== Records to use
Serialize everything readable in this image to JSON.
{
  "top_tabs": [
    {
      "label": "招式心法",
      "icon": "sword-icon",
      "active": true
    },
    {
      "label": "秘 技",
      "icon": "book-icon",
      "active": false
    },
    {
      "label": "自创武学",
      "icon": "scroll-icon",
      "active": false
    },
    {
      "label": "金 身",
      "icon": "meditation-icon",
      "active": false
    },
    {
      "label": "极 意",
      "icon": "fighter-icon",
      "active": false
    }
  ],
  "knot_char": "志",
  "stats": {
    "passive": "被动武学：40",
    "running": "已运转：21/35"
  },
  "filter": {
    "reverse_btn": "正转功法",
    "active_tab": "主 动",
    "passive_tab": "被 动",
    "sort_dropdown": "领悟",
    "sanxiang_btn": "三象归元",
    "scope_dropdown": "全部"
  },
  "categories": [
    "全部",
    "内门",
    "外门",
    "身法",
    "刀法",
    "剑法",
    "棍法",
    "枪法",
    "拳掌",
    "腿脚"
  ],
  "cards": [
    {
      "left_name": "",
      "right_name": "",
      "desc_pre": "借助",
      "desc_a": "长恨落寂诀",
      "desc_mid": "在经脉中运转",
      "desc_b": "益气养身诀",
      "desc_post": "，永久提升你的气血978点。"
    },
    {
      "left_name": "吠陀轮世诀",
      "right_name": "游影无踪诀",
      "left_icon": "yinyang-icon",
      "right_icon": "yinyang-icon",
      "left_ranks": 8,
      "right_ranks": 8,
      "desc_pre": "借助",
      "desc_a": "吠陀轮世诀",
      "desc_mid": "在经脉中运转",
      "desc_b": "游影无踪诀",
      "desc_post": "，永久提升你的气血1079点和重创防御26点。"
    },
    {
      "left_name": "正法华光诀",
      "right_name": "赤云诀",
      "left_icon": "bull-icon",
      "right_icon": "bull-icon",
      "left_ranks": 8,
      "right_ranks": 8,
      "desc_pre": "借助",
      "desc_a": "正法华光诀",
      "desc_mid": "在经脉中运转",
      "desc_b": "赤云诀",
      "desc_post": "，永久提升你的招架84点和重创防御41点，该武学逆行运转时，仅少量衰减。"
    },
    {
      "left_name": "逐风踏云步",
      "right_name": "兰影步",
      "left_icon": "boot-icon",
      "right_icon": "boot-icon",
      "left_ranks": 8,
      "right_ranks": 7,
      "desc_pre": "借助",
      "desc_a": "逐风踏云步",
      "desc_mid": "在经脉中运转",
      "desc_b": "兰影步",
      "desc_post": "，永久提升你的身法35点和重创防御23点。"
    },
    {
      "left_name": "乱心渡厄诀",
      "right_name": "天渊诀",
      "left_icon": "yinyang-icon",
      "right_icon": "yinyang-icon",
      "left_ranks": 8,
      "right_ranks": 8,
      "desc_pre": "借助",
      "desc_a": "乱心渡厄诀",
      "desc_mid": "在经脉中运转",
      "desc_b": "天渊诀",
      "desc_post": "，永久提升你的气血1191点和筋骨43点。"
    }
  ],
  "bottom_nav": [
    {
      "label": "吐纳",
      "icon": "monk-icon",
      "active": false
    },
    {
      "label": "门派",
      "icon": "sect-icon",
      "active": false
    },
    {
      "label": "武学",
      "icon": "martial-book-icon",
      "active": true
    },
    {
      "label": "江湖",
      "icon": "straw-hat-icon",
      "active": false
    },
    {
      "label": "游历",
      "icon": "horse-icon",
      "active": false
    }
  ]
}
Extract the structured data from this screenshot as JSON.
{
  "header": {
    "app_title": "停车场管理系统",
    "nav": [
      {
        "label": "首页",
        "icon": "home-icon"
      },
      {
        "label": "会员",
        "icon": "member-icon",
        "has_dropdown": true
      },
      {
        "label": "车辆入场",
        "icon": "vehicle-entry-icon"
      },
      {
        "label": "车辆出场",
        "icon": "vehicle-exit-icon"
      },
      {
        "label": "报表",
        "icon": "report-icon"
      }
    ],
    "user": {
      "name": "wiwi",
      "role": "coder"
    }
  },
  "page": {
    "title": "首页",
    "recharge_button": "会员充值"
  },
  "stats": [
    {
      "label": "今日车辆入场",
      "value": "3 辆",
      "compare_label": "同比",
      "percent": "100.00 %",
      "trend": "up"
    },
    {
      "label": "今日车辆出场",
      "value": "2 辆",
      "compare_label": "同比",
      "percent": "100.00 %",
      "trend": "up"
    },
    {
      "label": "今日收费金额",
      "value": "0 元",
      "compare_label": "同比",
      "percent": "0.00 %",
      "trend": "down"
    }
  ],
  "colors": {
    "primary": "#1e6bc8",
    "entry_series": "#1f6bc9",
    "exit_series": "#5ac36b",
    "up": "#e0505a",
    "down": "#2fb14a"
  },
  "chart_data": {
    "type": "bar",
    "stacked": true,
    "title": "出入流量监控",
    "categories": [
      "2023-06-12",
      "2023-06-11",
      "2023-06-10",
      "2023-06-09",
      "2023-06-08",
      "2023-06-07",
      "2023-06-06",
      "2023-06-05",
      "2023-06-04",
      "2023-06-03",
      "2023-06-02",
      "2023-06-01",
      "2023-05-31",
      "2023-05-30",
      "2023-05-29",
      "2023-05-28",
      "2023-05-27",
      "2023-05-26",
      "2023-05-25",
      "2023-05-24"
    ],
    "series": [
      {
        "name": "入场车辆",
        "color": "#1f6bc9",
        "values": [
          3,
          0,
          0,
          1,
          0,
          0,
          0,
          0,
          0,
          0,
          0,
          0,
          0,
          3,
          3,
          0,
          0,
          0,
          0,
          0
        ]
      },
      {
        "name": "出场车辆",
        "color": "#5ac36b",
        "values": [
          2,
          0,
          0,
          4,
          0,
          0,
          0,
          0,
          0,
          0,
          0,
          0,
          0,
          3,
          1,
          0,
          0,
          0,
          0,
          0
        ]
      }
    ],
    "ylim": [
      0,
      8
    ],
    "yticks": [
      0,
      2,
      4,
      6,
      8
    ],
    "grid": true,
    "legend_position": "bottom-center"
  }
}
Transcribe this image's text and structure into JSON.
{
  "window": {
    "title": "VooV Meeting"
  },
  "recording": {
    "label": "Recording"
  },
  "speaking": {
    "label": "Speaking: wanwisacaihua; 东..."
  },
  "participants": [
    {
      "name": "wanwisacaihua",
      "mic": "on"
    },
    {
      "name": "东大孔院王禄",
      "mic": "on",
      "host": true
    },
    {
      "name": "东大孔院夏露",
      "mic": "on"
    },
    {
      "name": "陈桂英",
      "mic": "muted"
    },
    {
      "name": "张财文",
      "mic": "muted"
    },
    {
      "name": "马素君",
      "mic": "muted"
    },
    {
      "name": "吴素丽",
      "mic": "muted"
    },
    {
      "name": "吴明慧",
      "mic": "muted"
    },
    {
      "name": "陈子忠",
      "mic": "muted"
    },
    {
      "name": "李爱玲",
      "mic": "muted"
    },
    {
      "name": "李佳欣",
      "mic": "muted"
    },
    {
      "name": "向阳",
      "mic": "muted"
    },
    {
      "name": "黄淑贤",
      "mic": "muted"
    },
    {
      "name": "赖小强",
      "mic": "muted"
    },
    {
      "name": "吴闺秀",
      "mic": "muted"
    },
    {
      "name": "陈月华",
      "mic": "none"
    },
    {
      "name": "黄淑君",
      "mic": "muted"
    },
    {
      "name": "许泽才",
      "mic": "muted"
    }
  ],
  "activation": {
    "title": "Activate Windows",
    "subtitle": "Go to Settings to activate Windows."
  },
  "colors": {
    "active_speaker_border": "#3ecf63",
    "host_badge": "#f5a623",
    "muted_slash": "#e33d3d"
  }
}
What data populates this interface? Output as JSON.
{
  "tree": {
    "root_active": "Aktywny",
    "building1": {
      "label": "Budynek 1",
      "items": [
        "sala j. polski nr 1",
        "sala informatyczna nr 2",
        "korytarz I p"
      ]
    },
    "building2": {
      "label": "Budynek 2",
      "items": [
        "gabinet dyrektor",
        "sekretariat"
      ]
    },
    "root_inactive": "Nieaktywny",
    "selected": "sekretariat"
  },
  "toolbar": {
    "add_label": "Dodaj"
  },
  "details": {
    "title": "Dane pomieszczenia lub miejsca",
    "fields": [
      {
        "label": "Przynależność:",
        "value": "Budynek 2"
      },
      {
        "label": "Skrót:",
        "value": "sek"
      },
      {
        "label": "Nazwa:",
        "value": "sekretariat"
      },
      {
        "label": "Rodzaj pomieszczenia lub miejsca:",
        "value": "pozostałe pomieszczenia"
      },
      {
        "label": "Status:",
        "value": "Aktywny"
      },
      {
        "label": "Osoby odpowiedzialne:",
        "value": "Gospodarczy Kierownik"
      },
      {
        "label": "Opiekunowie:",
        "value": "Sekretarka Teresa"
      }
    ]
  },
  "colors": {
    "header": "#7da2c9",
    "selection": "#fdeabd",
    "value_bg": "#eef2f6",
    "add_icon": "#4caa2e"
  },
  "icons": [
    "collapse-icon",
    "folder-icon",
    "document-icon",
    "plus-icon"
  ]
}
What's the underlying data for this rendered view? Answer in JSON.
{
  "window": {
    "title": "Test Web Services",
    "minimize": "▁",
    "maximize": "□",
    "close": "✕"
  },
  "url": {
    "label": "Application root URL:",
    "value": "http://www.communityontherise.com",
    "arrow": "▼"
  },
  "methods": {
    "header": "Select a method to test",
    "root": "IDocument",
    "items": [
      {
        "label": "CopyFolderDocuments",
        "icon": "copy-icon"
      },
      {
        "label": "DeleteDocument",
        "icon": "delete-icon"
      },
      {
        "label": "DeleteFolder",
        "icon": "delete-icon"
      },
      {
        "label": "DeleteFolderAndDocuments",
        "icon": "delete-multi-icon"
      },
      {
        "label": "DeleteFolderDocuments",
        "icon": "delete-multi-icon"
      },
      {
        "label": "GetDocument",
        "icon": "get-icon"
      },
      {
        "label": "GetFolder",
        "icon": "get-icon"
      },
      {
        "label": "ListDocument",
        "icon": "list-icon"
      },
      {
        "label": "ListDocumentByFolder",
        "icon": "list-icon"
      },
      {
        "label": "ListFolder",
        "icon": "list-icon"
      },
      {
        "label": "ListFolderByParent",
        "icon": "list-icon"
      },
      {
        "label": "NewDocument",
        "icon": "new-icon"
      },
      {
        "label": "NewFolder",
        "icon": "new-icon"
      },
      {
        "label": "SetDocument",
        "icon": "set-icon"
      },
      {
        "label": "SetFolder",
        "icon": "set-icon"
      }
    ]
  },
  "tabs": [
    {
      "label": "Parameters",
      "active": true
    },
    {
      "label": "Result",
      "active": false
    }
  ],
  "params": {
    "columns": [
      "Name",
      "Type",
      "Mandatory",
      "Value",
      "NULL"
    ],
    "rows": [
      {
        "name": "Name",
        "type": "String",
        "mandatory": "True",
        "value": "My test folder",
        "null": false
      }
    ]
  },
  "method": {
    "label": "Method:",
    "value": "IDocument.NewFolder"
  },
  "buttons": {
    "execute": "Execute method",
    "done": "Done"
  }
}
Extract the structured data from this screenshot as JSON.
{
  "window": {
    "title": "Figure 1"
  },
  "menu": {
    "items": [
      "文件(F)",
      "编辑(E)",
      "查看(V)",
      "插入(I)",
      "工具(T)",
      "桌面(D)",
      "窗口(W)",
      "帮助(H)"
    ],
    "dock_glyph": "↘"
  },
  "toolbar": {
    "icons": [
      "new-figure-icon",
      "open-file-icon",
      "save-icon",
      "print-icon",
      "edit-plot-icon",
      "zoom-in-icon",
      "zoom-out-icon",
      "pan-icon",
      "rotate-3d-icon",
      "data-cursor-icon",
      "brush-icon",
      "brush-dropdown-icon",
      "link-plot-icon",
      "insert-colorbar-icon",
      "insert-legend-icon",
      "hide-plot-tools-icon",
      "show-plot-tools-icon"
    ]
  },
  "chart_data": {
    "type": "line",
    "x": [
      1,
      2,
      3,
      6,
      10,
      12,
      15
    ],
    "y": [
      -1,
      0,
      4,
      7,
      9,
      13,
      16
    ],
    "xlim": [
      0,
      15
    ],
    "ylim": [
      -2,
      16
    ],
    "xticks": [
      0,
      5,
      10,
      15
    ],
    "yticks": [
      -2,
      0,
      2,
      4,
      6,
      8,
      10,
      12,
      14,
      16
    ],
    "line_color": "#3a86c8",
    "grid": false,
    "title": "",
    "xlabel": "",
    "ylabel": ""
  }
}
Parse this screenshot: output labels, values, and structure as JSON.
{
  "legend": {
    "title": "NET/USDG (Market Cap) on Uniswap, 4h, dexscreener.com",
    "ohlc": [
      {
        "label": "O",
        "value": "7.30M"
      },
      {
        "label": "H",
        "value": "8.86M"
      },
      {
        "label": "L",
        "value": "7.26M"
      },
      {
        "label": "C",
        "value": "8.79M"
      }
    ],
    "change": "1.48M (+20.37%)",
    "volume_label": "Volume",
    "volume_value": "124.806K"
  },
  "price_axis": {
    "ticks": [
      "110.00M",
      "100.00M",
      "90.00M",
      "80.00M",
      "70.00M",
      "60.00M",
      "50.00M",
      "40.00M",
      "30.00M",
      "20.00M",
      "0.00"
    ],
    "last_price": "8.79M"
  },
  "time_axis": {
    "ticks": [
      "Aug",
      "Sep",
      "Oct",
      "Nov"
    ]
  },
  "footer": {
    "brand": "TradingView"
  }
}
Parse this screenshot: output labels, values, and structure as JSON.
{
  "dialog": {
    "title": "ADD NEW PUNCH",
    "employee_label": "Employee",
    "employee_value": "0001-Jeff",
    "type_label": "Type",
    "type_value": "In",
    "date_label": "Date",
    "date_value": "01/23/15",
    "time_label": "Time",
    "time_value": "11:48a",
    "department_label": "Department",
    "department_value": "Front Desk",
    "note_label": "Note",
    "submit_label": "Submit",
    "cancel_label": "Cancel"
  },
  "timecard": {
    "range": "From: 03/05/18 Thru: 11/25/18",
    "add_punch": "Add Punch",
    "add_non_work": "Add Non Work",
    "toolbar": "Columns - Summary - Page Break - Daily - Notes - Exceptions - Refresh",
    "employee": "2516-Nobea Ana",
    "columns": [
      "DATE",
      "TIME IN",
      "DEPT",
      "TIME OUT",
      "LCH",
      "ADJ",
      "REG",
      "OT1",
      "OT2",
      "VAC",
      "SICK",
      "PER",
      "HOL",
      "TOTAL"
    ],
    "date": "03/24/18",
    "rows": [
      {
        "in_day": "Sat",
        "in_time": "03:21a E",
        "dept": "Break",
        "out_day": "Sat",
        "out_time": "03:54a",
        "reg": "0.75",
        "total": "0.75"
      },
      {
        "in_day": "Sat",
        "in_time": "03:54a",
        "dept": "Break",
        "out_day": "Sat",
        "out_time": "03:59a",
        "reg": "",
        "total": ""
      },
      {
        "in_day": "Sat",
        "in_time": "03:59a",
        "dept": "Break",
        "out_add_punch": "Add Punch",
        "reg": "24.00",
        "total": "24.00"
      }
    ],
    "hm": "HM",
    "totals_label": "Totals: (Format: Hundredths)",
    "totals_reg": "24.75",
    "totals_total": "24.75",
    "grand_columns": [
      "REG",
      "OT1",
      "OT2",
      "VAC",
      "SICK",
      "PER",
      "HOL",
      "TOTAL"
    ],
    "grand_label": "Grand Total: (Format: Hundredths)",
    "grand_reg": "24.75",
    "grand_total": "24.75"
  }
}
====
→ Problem details
State how many lines of the records above contain the word "JSON", and give only that number.

→ Task answer
8